[Data to examine — start]
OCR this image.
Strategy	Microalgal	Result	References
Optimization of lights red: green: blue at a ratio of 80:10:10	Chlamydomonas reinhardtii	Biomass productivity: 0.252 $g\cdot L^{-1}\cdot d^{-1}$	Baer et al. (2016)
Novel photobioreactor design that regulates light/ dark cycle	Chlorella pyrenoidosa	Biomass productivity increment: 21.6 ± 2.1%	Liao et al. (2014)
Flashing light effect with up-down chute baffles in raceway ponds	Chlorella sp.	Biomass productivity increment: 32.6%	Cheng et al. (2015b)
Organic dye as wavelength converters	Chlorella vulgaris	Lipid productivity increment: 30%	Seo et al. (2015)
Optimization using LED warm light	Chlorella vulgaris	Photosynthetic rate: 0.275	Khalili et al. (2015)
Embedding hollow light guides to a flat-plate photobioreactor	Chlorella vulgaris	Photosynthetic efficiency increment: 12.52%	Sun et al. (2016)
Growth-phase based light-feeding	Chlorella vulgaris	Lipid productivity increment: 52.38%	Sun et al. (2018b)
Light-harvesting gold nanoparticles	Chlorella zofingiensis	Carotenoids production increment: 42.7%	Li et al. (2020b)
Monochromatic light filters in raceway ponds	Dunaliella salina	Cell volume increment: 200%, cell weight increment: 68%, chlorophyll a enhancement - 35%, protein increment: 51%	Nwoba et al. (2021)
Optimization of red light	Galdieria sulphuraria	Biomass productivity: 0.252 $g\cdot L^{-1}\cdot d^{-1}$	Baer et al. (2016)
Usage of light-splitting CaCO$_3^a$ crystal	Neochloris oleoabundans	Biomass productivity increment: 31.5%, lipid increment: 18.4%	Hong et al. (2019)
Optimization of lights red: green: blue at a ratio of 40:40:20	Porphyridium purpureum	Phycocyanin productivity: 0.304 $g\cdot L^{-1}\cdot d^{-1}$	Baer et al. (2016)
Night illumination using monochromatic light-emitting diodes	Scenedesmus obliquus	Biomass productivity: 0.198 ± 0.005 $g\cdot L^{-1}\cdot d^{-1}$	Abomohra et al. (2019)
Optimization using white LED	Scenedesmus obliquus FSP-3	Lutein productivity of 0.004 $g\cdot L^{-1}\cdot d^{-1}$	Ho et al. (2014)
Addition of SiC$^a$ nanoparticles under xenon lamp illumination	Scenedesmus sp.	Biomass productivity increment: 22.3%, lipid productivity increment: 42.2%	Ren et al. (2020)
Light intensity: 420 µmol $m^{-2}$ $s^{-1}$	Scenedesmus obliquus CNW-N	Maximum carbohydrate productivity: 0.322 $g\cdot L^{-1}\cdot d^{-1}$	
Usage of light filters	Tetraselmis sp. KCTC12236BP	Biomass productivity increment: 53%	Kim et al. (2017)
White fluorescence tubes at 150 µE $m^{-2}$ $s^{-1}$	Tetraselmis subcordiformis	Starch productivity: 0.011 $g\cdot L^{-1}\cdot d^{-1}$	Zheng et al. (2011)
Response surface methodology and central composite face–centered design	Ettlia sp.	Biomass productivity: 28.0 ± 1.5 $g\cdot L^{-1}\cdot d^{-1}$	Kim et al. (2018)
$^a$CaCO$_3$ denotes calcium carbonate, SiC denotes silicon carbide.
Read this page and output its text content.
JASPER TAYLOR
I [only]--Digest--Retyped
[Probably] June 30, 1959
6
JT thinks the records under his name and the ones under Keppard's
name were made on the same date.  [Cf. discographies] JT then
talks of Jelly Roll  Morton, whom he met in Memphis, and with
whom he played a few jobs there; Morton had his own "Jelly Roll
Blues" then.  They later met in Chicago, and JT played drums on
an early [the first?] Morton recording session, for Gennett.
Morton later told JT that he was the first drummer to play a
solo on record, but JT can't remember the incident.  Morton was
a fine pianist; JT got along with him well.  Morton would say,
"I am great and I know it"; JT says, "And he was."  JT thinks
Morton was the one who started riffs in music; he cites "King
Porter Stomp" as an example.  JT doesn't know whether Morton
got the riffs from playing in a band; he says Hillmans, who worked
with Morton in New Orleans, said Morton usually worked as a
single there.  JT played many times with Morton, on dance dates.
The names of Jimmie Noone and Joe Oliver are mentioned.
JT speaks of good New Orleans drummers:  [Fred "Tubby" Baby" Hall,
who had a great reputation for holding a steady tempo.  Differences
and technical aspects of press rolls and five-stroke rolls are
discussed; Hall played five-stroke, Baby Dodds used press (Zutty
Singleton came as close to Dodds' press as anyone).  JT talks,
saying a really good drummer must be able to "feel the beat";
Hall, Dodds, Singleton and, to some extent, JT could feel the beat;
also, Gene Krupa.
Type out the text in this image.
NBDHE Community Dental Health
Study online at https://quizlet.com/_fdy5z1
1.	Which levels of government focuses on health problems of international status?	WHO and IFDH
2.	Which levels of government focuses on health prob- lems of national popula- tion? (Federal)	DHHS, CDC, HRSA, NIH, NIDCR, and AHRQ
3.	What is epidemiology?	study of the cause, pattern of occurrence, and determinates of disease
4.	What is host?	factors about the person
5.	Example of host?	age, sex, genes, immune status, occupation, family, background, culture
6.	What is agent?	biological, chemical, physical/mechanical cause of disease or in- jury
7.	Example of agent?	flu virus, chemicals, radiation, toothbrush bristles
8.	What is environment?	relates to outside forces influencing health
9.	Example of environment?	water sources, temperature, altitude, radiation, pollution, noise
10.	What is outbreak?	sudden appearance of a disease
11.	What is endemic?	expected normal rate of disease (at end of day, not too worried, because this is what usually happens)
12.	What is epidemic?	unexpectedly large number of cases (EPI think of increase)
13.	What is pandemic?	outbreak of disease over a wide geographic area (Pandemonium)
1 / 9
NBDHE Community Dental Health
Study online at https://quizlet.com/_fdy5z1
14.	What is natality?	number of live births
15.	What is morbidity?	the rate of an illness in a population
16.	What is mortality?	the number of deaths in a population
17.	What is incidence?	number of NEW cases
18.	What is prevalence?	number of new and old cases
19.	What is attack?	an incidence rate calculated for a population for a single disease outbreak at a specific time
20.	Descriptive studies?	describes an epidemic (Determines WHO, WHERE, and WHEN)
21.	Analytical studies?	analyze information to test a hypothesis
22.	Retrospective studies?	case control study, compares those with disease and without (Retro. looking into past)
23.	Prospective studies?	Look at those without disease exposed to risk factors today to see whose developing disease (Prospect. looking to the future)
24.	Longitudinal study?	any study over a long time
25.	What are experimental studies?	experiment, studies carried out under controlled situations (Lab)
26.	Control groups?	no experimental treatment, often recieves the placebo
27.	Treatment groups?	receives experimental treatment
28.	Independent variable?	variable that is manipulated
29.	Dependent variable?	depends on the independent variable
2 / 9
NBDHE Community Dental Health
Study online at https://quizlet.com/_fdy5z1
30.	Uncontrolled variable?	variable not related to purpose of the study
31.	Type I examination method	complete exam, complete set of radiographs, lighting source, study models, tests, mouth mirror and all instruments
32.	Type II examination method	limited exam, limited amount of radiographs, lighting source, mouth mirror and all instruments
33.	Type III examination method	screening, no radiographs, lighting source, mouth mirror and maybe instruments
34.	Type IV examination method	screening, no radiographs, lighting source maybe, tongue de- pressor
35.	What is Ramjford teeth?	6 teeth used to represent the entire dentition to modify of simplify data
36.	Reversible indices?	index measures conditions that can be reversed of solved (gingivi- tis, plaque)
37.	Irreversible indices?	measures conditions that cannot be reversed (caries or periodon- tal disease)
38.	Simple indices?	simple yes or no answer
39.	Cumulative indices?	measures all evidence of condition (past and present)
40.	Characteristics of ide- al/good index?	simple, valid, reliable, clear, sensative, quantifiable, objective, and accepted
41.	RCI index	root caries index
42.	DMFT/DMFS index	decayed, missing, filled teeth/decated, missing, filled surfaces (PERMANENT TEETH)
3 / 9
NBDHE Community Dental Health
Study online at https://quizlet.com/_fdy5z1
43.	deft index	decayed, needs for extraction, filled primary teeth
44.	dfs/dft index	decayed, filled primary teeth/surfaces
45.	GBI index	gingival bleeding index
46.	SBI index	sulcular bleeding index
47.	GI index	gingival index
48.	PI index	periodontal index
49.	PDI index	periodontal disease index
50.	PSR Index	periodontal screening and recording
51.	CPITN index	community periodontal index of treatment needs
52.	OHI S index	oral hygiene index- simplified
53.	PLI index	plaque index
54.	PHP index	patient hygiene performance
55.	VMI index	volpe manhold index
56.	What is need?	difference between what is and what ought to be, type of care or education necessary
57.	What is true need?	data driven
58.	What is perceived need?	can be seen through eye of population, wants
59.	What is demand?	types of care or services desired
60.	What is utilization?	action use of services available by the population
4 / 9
[Data to examine — finish]
> **What you will do**
Counting only lines that hold the string "illumination", give the number of such lines in the records. Write nothing else.

> **Task result**
2